Sinaltrainal sued Coca-Cola and its bottling partners in July 2001, alleging the bottling companies had ordered the deaths, and Coca-Cola was complicit in them. The U.S. District Court in Miami dismissed the suit against Coca-Cola, saying the union had not provided sufficient evidence that the company was involved. 

 

 

 

Coca-Cola has denied any involvement in the killings, attributing them to internal disputes in Colombia. Representatives from the company talked with union negotiators last January, Cardona said, but the contents of the discussion were not disclosed. 

 

 

 

""We have invested in that country for 63 years,"" Coca-Cola spokesperson Lori Billingsley said. ""We will continue doing business in Colombia."" 

 

 

 

Cardona called for a boycott of Coke products. The University of Wisconsin System has an exclusive contract with Coca-Cola, said Meredith Aby, a member of the Columbian Action Network. 

 

 

 

Cardona considers himself lucky to have escaped the situation that killed his friend and many more union workers like him. 

 

 

 

""Fear sometimes paralyzes people, but it can also make you react,"" he said. ""I was fortunate enough to react."" 

 

 

 

Cardona's allegations against Coca-Cola managed to shed light upon ethical issues concerning the soft drink company that were news to audience members, once accustomed to guzzling its beverages without guilt. 

 

 

 

UW-Madison senior Tim Condon said he was on the Jefferson High School student council when it decided to buy Coke rather than Pepsi, partly because Coca-Cola sponsored scoreboards and drink machines for the school and provided the sports teams with free Powerade. 

 

 

 

""Being 16 years old, of course we're going to go with the one that gives us the most,"" he said.

Directions -
a) Duplicate the part of the Coca-Cola article starting at "Sinaltrainal sued Coca-Cola" and ending at "company was involved.".
b) Name every person the Coca-Cola article identifies by name.

Material supplied -
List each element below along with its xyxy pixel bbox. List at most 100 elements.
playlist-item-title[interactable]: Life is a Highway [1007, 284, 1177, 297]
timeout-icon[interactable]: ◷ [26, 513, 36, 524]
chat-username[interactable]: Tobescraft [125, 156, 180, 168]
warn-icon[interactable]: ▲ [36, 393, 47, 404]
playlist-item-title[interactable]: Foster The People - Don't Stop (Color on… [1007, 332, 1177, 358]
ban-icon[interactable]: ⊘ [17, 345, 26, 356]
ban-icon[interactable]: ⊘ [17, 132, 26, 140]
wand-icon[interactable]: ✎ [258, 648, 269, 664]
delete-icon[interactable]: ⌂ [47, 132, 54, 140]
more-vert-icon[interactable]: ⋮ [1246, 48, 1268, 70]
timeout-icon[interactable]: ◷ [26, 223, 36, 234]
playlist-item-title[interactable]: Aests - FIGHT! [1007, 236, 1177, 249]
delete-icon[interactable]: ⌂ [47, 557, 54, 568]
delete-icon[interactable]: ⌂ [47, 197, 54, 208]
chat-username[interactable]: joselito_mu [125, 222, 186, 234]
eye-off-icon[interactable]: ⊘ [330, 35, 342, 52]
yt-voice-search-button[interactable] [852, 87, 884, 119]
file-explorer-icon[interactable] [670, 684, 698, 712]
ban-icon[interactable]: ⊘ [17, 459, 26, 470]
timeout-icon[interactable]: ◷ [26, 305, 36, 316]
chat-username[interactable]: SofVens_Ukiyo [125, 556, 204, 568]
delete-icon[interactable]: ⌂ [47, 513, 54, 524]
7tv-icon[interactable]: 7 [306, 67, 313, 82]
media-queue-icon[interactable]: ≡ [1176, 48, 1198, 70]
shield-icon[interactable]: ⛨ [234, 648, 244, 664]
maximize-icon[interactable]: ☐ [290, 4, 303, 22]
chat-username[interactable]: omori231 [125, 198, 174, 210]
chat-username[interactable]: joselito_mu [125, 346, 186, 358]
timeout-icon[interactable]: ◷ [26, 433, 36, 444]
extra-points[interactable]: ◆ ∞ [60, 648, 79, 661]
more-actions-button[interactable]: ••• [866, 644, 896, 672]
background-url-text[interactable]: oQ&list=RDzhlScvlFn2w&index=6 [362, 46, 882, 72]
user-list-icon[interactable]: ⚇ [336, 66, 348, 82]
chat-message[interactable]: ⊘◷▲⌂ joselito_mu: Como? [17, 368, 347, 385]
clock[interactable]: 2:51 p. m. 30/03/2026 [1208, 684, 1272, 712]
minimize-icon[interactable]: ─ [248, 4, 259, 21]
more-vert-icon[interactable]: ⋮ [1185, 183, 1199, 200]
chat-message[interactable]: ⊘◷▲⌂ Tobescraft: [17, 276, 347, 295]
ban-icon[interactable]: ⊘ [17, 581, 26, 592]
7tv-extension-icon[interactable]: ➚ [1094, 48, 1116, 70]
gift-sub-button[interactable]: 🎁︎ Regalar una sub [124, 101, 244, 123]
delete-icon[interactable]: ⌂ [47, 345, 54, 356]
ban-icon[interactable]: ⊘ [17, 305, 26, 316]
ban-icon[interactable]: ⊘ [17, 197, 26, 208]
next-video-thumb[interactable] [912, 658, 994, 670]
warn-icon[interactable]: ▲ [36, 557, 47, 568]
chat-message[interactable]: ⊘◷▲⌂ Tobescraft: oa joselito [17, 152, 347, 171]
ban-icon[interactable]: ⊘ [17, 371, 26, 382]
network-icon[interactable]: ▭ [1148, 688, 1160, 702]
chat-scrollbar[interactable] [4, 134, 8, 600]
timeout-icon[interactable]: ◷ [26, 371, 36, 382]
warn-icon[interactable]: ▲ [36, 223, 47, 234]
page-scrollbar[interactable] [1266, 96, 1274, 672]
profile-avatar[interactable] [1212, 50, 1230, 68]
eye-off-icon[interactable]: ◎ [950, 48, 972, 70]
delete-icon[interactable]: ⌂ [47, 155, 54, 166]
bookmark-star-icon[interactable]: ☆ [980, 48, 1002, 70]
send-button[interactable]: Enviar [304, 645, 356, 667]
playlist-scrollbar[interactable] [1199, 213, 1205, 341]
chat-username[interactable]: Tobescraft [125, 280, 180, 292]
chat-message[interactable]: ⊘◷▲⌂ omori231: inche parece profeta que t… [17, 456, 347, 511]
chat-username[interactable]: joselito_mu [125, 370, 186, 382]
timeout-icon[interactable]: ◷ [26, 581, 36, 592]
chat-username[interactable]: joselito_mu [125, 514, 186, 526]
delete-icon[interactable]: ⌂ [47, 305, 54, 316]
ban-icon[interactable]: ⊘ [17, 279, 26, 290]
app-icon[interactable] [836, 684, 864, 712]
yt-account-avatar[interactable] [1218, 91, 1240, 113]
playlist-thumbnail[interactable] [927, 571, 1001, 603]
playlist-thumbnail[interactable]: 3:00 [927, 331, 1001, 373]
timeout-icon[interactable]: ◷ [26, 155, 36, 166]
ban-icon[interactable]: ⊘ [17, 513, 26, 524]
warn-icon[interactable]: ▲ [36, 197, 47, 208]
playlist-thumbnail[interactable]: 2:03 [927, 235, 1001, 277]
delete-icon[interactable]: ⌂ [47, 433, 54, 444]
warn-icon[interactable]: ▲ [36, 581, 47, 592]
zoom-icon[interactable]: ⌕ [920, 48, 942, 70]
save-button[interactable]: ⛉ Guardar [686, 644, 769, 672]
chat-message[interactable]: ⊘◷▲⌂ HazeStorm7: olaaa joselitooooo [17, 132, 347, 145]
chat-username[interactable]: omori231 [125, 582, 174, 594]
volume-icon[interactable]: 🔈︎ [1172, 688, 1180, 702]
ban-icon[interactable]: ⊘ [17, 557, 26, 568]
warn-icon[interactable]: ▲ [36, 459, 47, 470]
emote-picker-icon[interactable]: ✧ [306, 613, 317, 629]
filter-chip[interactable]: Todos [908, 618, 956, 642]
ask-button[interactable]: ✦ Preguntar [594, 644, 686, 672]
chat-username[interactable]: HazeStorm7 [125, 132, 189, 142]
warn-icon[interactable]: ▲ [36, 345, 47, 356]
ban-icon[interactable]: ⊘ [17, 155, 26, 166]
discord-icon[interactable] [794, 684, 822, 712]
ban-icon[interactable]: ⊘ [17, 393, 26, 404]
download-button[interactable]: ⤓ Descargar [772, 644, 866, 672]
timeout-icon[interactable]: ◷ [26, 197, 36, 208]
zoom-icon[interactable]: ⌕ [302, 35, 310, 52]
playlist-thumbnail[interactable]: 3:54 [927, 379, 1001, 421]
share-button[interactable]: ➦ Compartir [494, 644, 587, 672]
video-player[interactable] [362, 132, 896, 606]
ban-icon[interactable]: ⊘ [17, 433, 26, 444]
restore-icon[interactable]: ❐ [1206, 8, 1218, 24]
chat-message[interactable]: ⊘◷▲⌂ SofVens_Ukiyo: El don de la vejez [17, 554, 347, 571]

Task responses -
a)
Sinaltrainal sued Coca-Cola and its bottling partners in July 2001, alleging the bottling companies had ordered the deaths, and Coca-Cola was complicit in them. The U.S. District Court in Miami dismissed the suit against Coca-Cola, saying the union had not provided sufficient evidence that the company was involved.

b) Cardona, Lori Billingsley, Meredith Aby, Tim Condon